### To do
Take every line from the listing below that contains "label".

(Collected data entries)
_ _ _ _ _

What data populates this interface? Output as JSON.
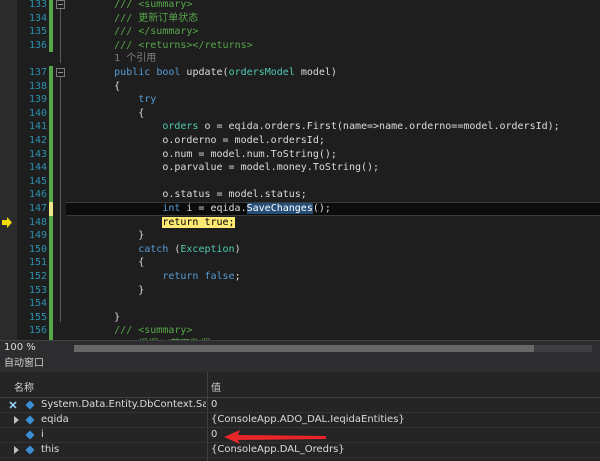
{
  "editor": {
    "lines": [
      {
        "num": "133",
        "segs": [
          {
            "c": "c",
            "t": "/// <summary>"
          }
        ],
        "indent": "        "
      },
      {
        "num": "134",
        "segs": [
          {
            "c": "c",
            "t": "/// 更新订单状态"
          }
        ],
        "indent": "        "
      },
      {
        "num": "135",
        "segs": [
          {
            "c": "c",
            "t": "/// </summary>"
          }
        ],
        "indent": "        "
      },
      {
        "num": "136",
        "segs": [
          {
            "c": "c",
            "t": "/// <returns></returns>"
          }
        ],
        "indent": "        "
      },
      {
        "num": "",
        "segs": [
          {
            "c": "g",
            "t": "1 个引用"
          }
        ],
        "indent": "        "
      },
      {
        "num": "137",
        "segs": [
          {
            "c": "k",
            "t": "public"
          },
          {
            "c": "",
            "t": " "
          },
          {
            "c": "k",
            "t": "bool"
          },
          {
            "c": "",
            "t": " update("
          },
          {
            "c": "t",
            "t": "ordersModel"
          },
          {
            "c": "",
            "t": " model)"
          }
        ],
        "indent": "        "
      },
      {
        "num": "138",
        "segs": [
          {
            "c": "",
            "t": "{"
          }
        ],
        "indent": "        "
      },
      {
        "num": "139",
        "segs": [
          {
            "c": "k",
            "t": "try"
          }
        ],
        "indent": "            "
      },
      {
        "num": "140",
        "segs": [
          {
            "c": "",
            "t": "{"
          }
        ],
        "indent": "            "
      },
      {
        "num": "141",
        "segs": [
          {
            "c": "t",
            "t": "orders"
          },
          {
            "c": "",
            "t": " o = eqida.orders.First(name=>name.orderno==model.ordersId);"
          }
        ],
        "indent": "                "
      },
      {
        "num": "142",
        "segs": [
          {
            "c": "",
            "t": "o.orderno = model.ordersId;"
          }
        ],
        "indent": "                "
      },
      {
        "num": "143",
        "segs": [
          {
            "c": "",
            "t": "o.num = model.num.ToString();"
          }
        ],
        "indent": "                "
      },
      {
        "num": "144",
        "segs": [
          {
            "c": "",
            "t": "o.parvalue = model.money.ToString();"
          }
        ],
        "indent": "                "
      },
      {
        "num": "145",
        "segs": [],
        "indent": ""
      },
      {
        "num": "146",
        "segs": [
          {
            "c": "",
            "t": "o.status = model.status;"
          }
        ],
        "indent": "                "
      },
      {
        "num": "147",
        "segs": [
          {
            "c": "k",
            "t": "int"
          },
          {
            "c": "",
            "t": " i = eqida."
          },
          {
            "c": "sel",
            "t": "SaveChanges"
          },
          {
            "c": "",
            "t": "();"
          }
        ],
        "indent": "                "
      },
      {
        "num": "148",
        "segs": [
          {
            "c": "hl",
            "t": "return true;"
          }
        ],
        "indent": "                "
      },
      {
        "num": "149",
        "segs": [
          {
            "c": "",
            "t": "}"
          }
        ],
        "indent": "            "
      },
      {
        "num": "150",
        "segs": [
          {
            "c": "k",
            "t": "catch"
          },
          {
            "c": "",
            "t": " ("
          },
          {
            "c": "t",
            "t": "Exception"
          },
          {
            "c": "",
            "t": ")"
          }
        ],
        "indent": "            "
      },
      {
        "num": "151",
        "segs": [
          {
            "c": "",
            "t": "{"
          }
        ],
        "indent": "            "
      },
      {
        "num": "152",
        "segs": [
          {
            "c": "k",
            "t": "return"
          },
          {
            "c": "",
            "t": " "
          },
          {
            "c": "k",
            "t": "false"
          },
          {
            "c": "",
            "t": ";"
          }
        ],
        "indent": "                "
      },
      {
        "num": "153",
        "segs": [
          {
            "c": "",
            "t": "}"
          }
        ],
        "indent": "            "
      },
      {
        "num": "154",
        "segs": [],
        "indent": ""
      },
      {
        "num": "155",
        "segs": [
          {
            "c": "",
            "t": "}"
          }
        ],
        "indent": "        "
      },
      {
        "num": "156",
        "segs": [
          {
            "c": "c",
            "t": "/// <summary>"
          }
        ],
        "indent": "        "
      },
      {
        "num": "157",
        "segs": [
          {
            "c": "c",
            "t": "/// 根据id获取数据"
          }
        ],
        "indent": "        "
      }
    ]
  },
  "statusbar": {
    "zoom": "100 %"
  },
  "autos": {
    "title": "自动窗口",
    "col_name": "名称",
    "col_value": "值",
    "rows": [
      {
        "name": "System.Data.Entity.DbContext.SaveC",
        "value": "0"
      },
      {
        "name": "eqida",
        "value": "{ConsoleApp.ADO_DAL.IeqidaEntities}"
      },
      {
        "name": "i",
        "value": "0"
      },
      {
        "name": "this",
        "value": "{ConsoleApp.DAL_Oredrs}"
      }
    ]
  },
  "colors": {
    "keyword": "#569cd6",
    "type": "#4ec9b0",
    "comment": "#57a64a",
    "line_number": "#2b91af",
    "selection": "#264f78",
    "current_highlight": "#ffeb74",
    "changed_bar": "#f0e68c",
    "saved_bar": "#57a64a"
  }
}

_ _ _ _ _

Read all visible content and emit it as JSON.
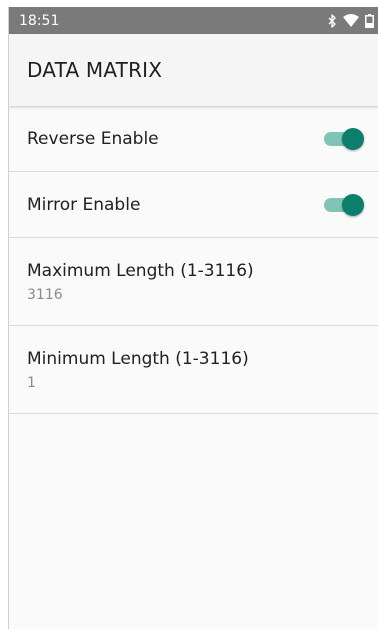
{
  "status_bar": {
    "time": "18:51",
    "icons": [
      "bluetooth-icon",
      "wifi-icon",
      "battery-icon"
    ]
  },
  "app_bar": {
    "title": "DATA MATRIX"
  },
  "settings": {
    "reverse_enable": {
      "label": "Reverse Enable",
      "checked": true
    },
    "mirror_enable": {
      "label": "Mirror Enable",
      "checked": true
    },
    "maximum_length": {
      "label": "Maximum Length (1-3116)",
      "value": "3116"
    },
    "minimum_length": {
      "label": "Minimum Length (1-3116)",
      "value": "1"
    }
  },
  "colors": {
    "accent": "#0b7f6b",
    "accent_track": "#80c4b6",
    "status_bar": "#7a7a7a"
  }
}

_ _ _ _ _

### Solution for this task
      "label": "Reverse Enable",
      "label": "Mirror Enable",
      "label": "Maximum Length (1-3116)",
      "label": "Minimum Length (1-3116)",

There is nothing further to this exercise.